— What you should do —
Which lines in the records below contain the word "text"? Copy each of them.

┌──

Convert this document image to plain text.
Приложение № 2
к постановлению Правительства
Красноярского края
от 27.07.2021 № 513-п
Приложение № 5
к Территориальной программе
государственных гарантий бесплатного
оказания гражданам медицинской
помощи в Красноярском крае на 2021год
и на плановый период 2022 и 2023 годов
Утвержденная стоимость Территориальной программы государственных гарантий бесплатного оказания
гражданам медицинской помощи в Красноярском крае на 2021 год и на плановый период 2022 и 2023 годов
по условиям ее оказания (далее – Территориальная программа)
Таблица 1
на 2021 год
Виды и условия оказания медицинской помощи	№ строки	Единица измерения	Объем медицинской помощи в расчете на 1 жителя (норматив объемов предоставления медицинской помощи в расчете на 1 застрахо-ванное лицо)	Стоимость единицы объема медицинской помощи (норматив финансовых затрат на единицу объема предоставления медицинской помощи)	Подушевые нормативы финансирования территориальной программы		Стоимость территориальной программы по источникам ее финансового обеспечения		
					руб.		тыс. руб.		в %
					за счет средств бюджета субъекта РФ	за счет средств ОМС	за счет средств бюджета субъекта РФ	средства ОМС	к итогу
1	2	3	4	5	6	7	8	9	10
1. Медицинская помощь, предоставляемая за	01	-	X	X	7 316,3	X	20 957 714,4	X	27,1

└──
┌──

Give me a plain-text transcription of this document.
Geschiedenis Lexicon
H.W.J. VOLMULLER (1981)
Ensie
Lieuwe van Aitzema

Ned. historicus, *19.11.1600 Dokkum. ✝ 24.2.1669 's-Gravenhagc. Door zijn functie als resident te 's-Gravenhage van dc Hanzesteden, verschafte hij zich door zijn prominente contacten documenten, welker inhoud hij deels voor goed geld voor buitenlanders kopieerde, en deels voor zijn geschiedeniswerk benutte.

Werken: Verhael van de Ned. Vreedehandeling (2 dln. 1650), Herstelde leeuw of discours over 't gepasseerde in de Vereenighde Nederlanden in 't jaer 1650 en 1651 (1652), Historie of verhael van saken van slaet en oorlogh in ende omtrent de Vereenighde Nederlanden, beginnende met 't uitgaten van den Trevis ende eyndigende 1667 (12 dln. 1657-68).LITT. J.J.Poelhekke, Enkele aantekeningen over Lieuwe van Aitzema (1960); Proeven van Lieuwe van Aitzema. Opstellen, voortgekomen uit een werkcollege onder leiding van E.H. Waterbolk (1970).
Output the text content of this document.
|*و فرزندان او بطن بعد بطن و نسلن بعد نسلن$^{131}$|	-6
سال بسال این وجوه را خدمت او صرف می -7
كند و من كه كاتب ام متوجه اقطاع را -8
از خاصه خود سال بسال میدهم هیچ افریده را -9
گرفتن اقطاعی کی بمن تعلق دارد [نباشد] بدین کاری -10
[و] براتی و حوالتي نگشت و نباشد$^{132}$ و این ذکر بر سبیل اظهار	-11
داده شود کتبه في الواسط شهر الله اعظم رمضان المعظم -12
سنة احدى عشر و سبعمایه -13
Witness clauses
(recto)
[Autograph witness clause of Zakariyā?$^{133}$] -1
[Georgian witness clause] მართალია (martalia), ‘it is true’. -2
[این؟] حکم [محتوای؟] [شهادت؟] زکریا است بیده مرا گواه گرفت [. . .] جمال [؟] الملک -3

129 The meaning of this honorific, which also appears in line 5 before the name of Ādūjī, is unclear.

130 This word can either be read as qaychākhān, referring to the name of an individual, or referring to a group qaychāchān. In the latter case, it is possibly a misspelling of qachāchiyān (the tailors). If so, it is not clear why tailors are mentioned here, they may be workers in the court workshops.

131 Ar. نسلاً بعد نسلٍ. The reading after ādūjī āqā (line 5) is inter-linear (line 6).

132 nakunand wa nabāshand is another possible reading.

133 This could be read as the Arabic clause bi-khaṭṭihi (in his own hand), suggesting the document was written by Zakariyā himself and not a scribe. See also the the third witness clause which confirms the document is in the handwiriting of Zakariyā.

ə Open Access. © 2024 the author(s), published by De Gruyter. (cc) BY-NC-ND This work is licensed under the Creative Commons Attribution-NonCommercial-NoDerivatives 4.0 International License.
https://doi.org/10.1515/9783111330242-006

└──

— Exercise output —
Convert this document image to plain text.
Give me a plain-text transcription of this document.
Output the text content of this document.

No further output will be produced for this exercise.